Stored records
>> START
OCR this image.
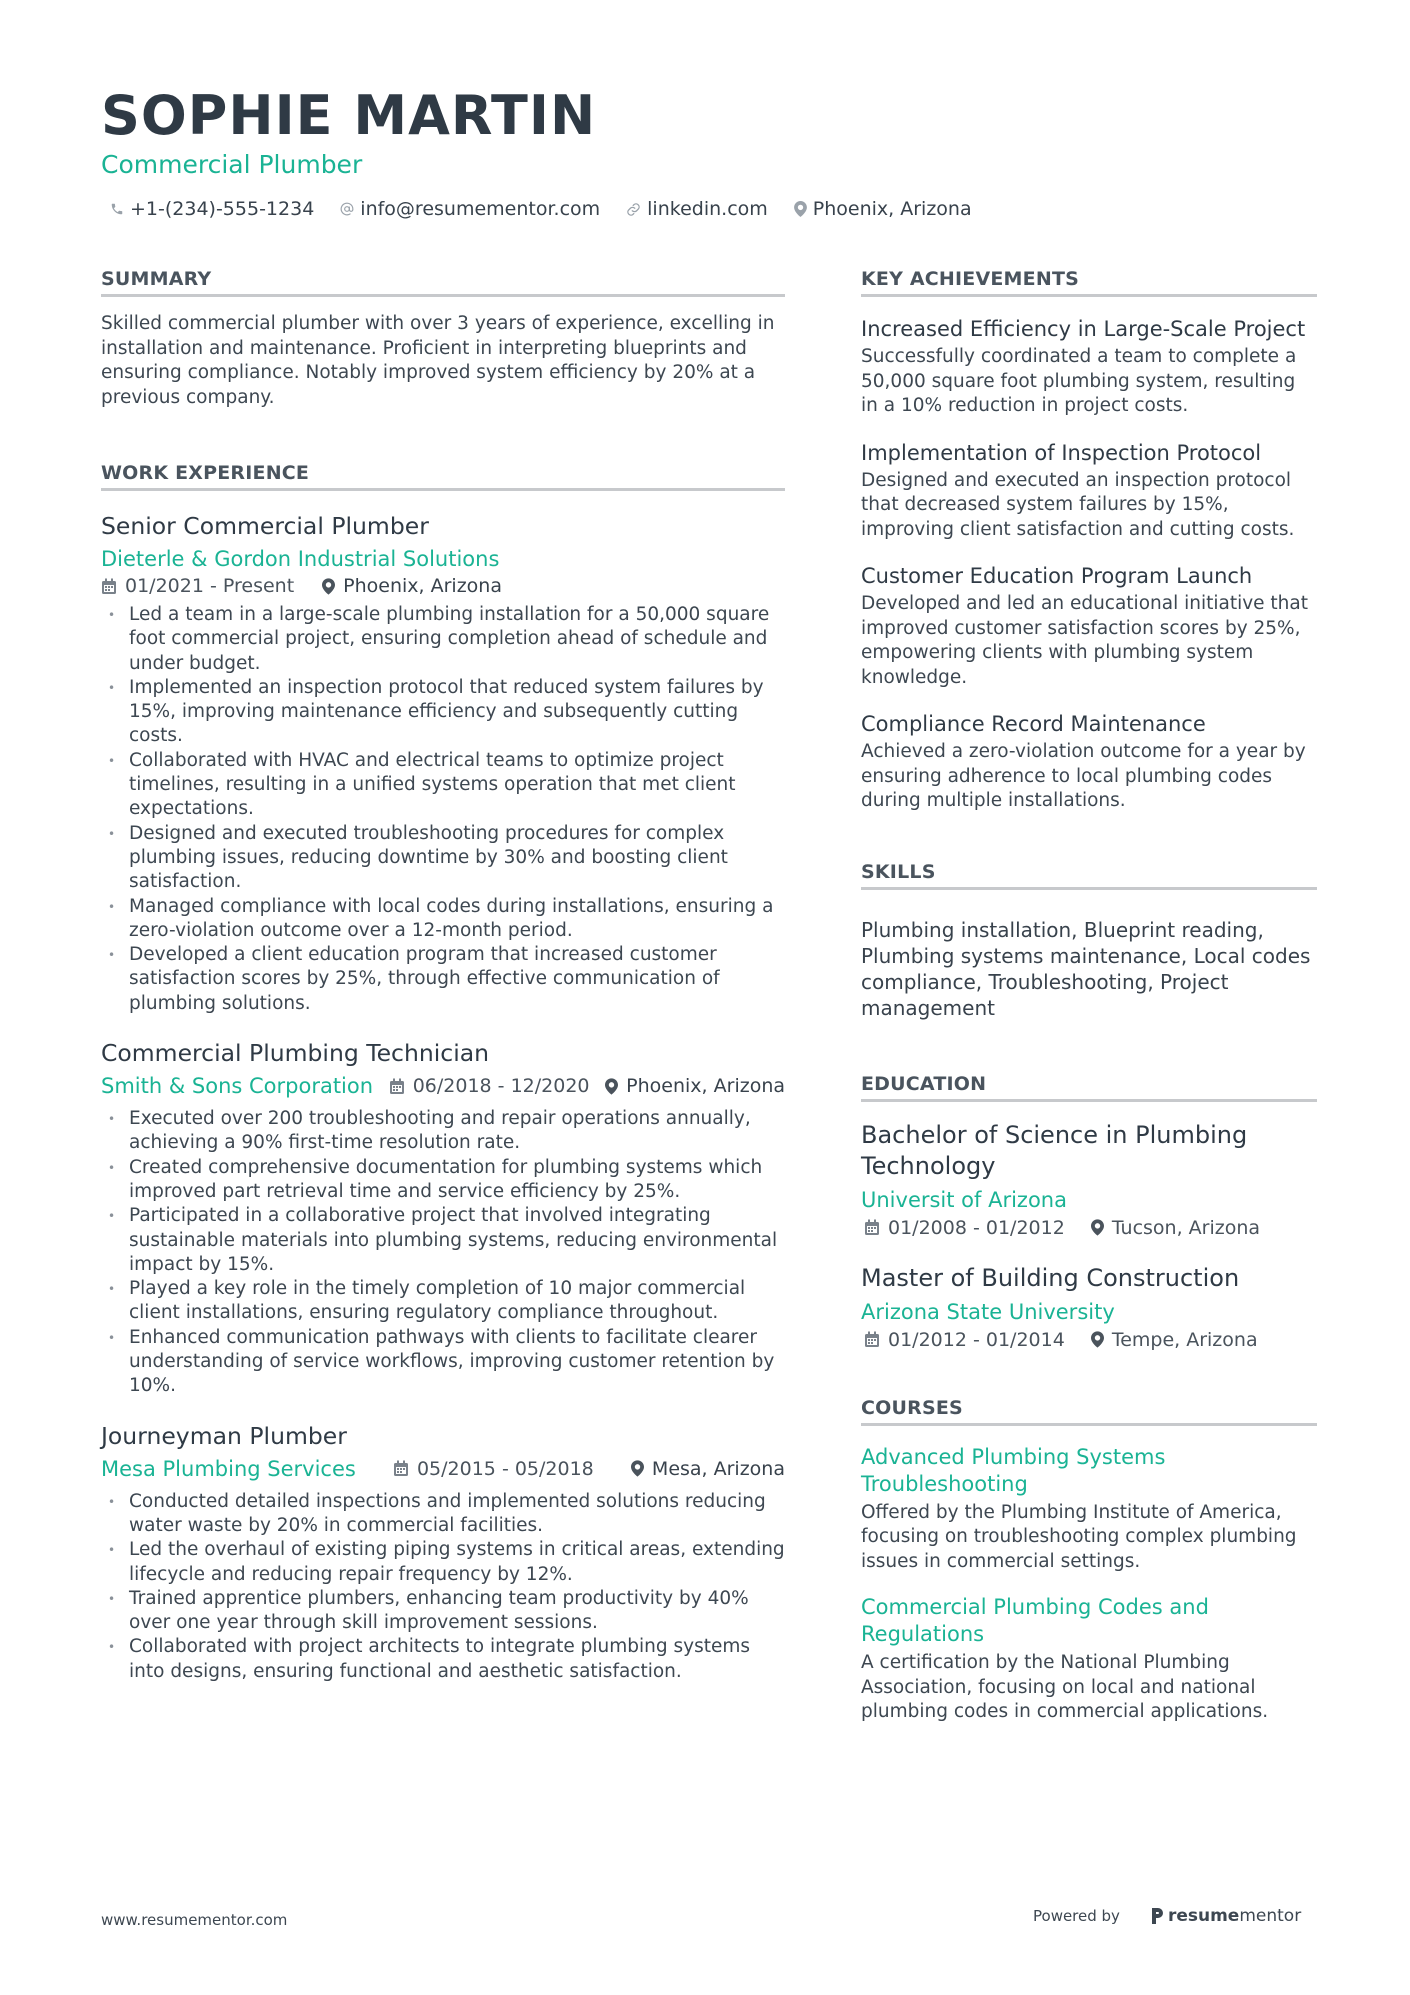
SOPHIE MARTIN
Commercial Plumber
+1-(234)-555-1234 info@resumementor.com linkedin.com Phoenix, Arizona
SUMMARY

Skilled commercial plumber with over 3 years of experience, excelling in installation and maintenance. Proficient in interpreting blueprints and ensuring compliance. Notably improved system efficiency by 20% at a previous company.

WORK EXPERIENCE
Senior Commercial Plumber
Dieterle & Gordon Industrial Solutions
01/2021 - Present	Phoenix, Arizona
• Led a team in a large-scale plumbing installation for a 50,000 square foot commercial project, ensuring completion ahead of schedule and under budget.
• Implemented an inspection protocol that reduced system failures by 15%, improving maintenance efficiency and subsequently cutting costs.
• Collaborated with HVAC and electrical teams to optimize project timelines, resulting in a unified systems operation that met client expectations.
• Designed and executed troubleshooting procedures for complex plumbing issues, reducing downtime by 30% and boosting client satisfaction.
• Managed compliance with local codes during installations, ensuring a zero-violation outcome over a 12-month period.
• Developed a client education program that increased customer satisfaction scores by 25%, through effective communication of plumbing solutions.
Commercial Plumbing Technician
Smith & Sons Corporation 06/2018 - 12/2020 Phoenix, Arizona
• Executed over 200 troubleshooting and repair operations annually, achieving a 90% first-time resolution rate.
• Created comprehensive documentation for plumbing systems which improved part retrieval time and service efficiency by 25%.
• Participated in a collaborative project that involved integrating sustainable materials into plumbing systems, reducing environmental impact by 15%.
• Played a key role in the timely completion of 10 major commercial client installations, ensuring regulatory compliance throughout.
• Enhanced communication pathways with clients to facilitate clearer understanding of service workflows, improving customer retention by 10%.
Journeyman Plumber
Mesa Plumbing Services	05/2015 - 05/2018	Mesa, Arizona
• Conducted detailed inspections and implemented solutions reducing water waste by 20% in commercial facilities.
• Led the overhaul of existing piping systems in critical areas, extending lifecycle and reducing repair frequency by 12%.
• Trained apprentice plumbers, enhancing team productivity by 40% over one year through skill improvement sessions.
• Collaborated with project architects to integrate plumbing systems into designs, ensuring functional and aesthetic satisfaction.
KEY ACHIEVEMENTS
Increased Efficiency in Large-Scale Project

Successfully coordinated a team to complete a 50,000 square foot plumbing system, resulting in a 10% reduction in project costs.

Implementation of Inspection Protocol

Designed and executed an inspection protocol that decreased system failures by 15%, improving client satisfaction and cutting costs.

Customer Education Program Launch

Developed and led an educational initiative that improved customer satisfaction scores by 25%, empowering clients with plumbing system knowledge.

Compliance Record Maintenance

Achieved a zero-violation outcome for a year by ensuring adherence to local plumbing codes during multiple installations.

SKILLS

Plumbing installation, Blueprint reading, Plumbing systems maintenance, Local codes compliance, Troubleshooting, Project management

EDUCATION
Bachelor of Science in Plumbing Technology
Universit of Arizona
01/2008 - 01/2012 Tucson, Arizona
Master of Building Construction
Arizona State University
01/2012 - 01/2014 Tempe, Arizona
COURSES
Advanced Plumbing Systems Troubleshooting

Offered by the Plumbing Institute of America, focusing on troubleshooting complex plumbing issues in commercial settings.

Commercial Plumbing Codes and Regulations

A certification by the National Plumbing Association, focusing on local and national plumbing codes in commercial applications.

www.resumementor.com	Powered by	resume mentor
>> END
:: PROBLEM DESCRIPTION ::
Pick out all lines containing the string "Developed".

:: FINISHED EXERCISE ::
• Developed a client education program that increased customer satisfaction scores by 25%, through effective communication of plumbing solutions.
Developed and led an educational initiative that improved customer satisfaction scores by 25%, empowering clients with plumbing system knowledge.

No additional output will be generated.